Given exercise>
Skip the pictures. Repeat everything else in the records word for word.

--------------------------------------------------

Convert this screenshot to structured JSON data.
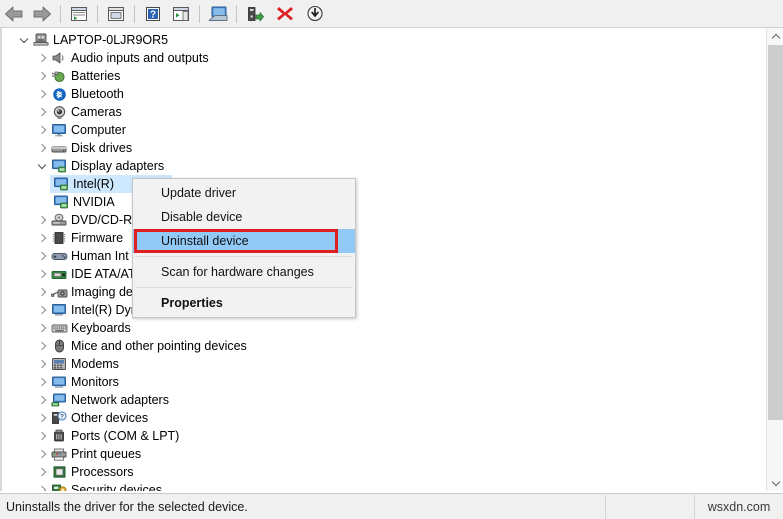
{
  "toolbar": {
    "buttons": [
      {
        "name": "back-button",
        "icon": "arrow-left-icon",
        "label": "Back"
      },
      {
        "name": "forward-button",
        "icon": "arrow-right-icon",
        "label": "Forward"
      },
      {
        "name": "up-one-level-button",
        "icon": "up-level-icon",
        "label": "Up one level"
      },
      {
        "name": "properties-button",
        "icon": "properties-window-icon",
        "label": "Properties"
      },
      {
        "name": "help-button",
        "icon": "help-question-icon",
        "label": "Help"
      },
      {
        "name": "show-hidden-button",
        "icon": "play-window-icon",
        "label": "Show hidden devices"
      },
      {
        "name": "scan-hardware-button",
        "icon": "computer-scan-icon",
        "label": "Scan for hardware changes"
      },
      {
        "name": "update-driver-button",
        "icon": "update-driver-icon",
        "label": "Update driver"
      },
      {
        "name": "uninstall-button",
        "icon": "red-x-icon",
        "label": "Uninstall device"
      },
      {
        "name": "disable-button",
        "icon": "disable-arrow-icon",
        "label": "Disable device"
      }
    ]
  },
  "tree": {
    "root": {
      "label": "LAPTOP-0LJR9OR5",
      "icon": "computer-root-icon",
      "expanded": true
    },
    "items": [
      {
        "label": "Audio inputs and outputs",
        "icon": "speaker-icon",
        "depth": 1,
        "expandable": true,
        "expanded": false
      },
      {
        "label": "Batteries",
        "icon": "battery-icon",
        "depth": 1,
        "expandable": true,
        "expanded": false
      },
      {
        "label": "Bluetooth",
        "icon": "bluetooth-icon",
        "depth": 1,
        "expandable": true,
        "expanded": false
      },
      {
        "label": "Cameras",
        "icon": "camera-icon",
        "depth": 1,
        "expandable": true,
        "expanded": false
      },
      {
        "label": "Computer",
        "icon": "monitor-icon",
        "depth": 1,
        "expandable": true,
        "expanded": false
      },
      {
        "label": "Disk drives",
        "icon": "disk-drive-icon",
        "depth": 1,
        "expandable": true,
        "expanded": false
      },
      {
        "label": "Display adapters",
        "icon": "display-adapter-icon",
        "depth": 1,
        "expandable": true,
        "expanded": true
      },
      {
        "label": "Intel(R)",
        "icon": "display-adapter-icon",
        "depth": 2,
        "expandable": false,
        "expanded": false,
        "selected": true
      },
      {
        "label": "NVIDIA",
        "icon": "display-adapter-icon",
        "depth": 2,
        "expandable": false,
        "expanded": false
      },
      {
        "label": "DVD/CD-R",
        "icon": "dvd-drive-icon",
        "depth": 1,
        "expandable": true,
        "expanded": false
      },
      {
        "label": "Firmware",
        "icon": "firmware-chip-icon",
        "depth": 1,
        "expandable": true,
        "expanded": false
      },
      {
        "label": "Human Int",
        "icon": "hid-icon",
        "depth": 1,
        "expandable": true,
        "expanded": false
      },
      {
        "label": "IDE ATA/AT",
        "icon": "ide-controller-icon",
        "depth": 1,
        "expandable": true,
        "expanded": false
      },
      {
        "label": "Imaging de",
        "icon": "imaging-device-icon",
        "depth": 1,
        "expandable": true,
        "expanded": false
      },
      {
        "label": "Intel(R) Dynamic Platform and Thermal Framework",
        "icon": "system-device-icon",
        "depth": 1,
        "expandable": true,
        "expanded": false
      },
      {
        "label": "Keyboards",
        "icon": "keyboard-icon",
        "depth": 1,
        "expandable": true,
        "expanded": false
      },
      {
        "label": "Mice and other pointing devices",
        "icon": "mouse-icon",
        "depth": 1,
        "expandable": true,
        "expanded": false
      },
      {
        "label": "Modems",
        "icon": "modem-icon",
        "depth": 1,
        "expandable": true,
        "expanded": false
      },
      {
        "label": "Monitors",
        "icon": "monitor-icon",
        "depth": 1,
        "expandable": true,
        "expanded": false
      },
      {
        "label": "Network adapters",
        "icon": "network-adapter-icon",
        "depth": 1,
        "expandable": true,
        "expanded": false
      },
      {
        "label": "Other devices",
        "icon": "other-device-icon",
        "depth": 1,
        "expandable": true,
        "expanded": false
      },
      {
        "label": "Ports (COM & LPT)",
        "icon": "port-icon",
        "depth": 1,
        "expandable": true,
        "expanded": false
      },
      {
        "label": "Print queues",
        "icon": "printer-icon",
        "depth": 1,
        "expandable": true,
        "expanded": false
      },
      {
        "label": "Processors",
        "icon": "processor-icon",
        "depth": 1,
        "expandable": true,
        "expanded": false
      },
      {
        "label": "Security devices",
        "icon": "security-device-icon",
        "depth": 1,
        "expandable": true,
        "expanded": false
      }
    ]
  },
  "context_menu": {
    "items": [
      {
        "label": "Update driver",
        "type": "item",
        "highlighted": false,
        "bold": false
      },
      {
        "label": "Disable device",
        "type": "item",
        "highlighted": false,
        "bold": false
      },
      {
        "label": "Uninstall device",
        "type": "item",
        "highlighted": true,
        "bold": false
      },
      {
        "label": "",
        "type": "separator"
      },
      {
        "label": "Scan for hardware changes",
        "type": "item",
        "highlighted": false,
        "bold": false
      },
      {
        "label": "",
        "type": "separator"
      },
      {
        "label": "Properties",
        "type": "item",
        "highlighted": false,
        "bold": true
      }
    ],
    "highlight_color": "#91c9f7",
    "annotation_color": "#e02020"
  },
  "status_bar": {
    "message": "Uninstalls the driver for the selected device.",
    "watermark": "wsxdn.com"
  },
  "scrollbar": {
    "up_arrow": "scroll-up-icon",
    "down_arrow": "scroll-down-icon"
  }
}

--------------------------------------------------

Result for this task>
Convert this screenshot to structured JSON data.
{
  "toolbar": {
    "buttons": [
      {
        "name": "back-button",
        "icon": "arrow-left-icon",
        "label": "Back"
      },
      {
        "name": "forward-button",
        "icon": "arrow-right-icon",
        "label": "Forward"
      },
      {
        "name": "up-one-level-button",
        "icon": "up-level-icon",
        "label": "Up one level"
      },
      {
        "name": "properties-button",
        "icon": "properties-window-icon",
        "label": "Properties"
      },
      {
        "name": "help-button",
        "icon": "help-question-icon",
        "label": "Help"
      },
      {
        "name": "show-hidden-button",
        "icon": "play-window-icon",
        "label": "Show hidden devices"
      },
      {
        "name": "scan-hardware-button",
        "icon": "computer-scan-icon",
        "label": "Scan for hardware changes"
      },
      {
        "name": "update-driver-button",
        "icon": "update-driver-icon",
        "label": "Update driver"
      },
      {
        "name": "uninstall-button",
        "icon": "red-x-icon",
        "label": "Uninstall device"
      },
      {
        "name": "disable-button",
        "icon": "disable-arrow-icon",
        "label": "Disable device"
      }
    ]
  },
  "tree": {
    "root": {
      "label": "LAPTOP-0LJR9OR5",
      "icon": "computer-root-icon",
      "expanded": true
    },
    "items": [
      {
        "label": "Audio inputs and outputs",
        "icon": "speaker-icon",
        "depth": 1,
        "expandable": true,
        "expanded": false
      },
      {
        "label": "Batteries",
        "icon": "battery-icon",
        "depth": 1,
        "expandable": true,
        "expanded": false
      },
      {
        "label": "Bluetooth",
        "icon": "bluetooth-icon",
        "depth": 1,
        "expandable": true,
        "expanded": false
      },
      {
        "label": "Cameras",
        "icon": "camera-icon",
        "depth": 1,
        "expandable": true,
        "expanded": false
      },
      {
        "label": "Computer",
        "icon": "monitor-icon",
        "depth": 1,
        "expandable": true,
        "expanded": false
      },
      {
        "label": "Disk drives",
        "icon": "disk-drive-icon",
        "depth": 1,
        "expandable": true,
        "expanded": false
      },
      {
        "label": "Display adapters",
        "icon": "display-adapter-icon",
        "depth": 1,
        "expandable": true,
        "expanded": true
      },
      {
        "label": "Intel(R)",
        "icon": "display-adapter-icon",
        "depth": 2,
        "expandable": false,
        "expanded": false,
        "selected": true
      },
      {
        "label": "NVIDIA",
        "icon": "display-adapter-icon",
        "depth": 2,
        "expandable": false,
        "expanded": false
      },
      {
        "label": "DVD/CD-R",
        "icon": "dvd-drive-icon",
        "depth": 1,
        "expandable": true,
        "expanded": false
      },
      {
        "label": "Firmware",
        "icon": "firmware-chip-icon",
        "depth": 1,
        "expandable": true,
        "expanded": false
      },
      {
        "label": "Human Int",
        "icon": "hid-icon",
        "depth": 1,
        "expandable": true,
        "expanded": false
      },
      {
        "label": "IDE ATA/AT",
        "icon": "ide-controller-icon",
        "depth": 1,
        "expandable": true,
        "expanded": false
      },
      {
        "label": "Imaging de",
        "icon": "imaging-device-icon",
        "depth": 1,
        "expandable": true,
        "expanded": false
      },
      {
        "label": "Intel(R) Dynamic Platform and Thermal Framework",
        "icon": "system-device-icon",
        "depth": 1,
        "expandable": true,
        "expanded": false
      },
      {
        "label": "Keyboards",
        "icon": "keyboard-icon",
        "depth": 1,
        "expandable": true,
        "expanded": false
      },
      {
        "label": "Mice and other pointing devices",
        "icon": "mouse-icon",
        "depth": 1,
        "expandable": true,
        "expanded": false
      },
      {
        "label": "Modems",
        "icon": "modem-icon",
        "depth": 1,
        "expandable": true,
        "expanded": false
      },
      {
        "label": "Monitors",
        "icon": "monitor-icon",
        "depth": 1,
        "expandable": true,
        "expanded": false
      },
      {
        "label": "Network adapters",
        "icon": "network-adapter-icon",
        "depth": 1,
        "expandable": true,
        "expanded": false
      },
      {
        "label": "Other devices",
        "icon": "other-device-icon",
        "depth": 1,
        "expandable": true,
        "expanded": false
      },
      {
        "label": "Ports (COM & LPT)",
        "icon": "port-icon",
        "depth": 1,
        "expandable": true,
        "expanded": false
      },
      {
        "label": "Print queues",
        "icon": "printer-icon",
        "depth": 1,
        "expandable": true,
        "expanded": false
      },
      {
        "label": "Processors",
        "icon": "processor-icon",
        "depth": 1,
        "expandable": true,
        "expanded": false
      },
      {
        "label": "Security devices",
        "icon": "security-device-icon",
        "depth": 1,
        "expandable": true,
        "expanded": false
      }
    ]
  },
  "context_menu": {
    "items": [
      {
        "label": "Update driver",
        "type": "item",
        "highlighted": false,
        "bold": false
      },
      {
        "label": "Disable device",
        "type": "item",
        "highlighted": false,
        "bold": false
      },
      {
        "label": "Uninstall device",
        "type": "item",
        "highlighted": true,
        "bold": false
      },
      {
        "label": "",
        "type": "separator"
      },
      {
        "label": "Scan for hardware changes",
        "type": "item",
        "highlighted": false,
        "bold": false
      },
      {
        "label": "",
        "type": "separator"
      },
      {
        "label": "Properties",
        "type": "item",
        "highlighted": false,
        "bold": true
      }
    ],
    "highlight_color": "#91c9f7",
    "annotation_color": "#e02020"
  },
  "status_bar": {
    "message": "Uninstalls the driver for the selected device.",
    "watermark": "wsxdn.com"
  },
  "scrollbar": {
    "up_arrow": "scroll-up-icon",
    "down_arrow": "scroll-down-icon"
  }
}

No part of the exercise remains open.